* Directions: Of all the lines in this data, how many include "PMPM"? Respond with the number only.

* Source material:

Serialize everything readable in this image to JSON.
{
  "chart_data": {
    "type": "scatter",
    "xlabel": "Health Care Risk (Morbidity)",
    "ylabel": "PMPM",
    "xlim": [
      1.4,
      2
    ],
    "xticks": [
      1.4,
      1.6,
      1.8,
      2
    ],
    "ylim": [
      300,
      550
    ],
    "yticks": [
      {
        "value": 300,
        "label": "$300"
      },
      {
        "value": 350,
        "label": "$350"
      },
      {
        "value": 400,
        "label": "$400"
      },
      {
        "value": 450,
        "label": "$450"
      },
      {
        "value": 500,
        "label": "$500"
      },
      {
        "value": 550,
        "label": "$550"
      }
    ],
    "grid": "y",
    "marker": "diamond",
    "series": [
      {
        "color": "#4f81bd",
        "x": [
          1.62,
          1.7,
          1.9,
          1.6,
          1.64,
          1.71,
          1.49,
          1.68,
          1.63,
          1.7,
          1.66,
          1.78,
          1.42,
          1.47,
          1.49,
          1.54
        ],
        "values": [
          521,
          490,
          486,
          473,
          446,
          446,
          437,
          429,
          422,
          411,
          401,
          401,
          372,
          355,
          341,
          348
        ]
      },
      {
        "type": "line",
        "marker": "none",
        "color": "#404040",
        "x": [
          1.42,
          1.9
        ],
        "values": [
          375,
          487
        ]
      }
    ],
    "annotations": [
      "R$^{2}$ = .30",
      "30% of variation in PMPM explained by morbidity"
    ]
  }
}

* Exercise response: 2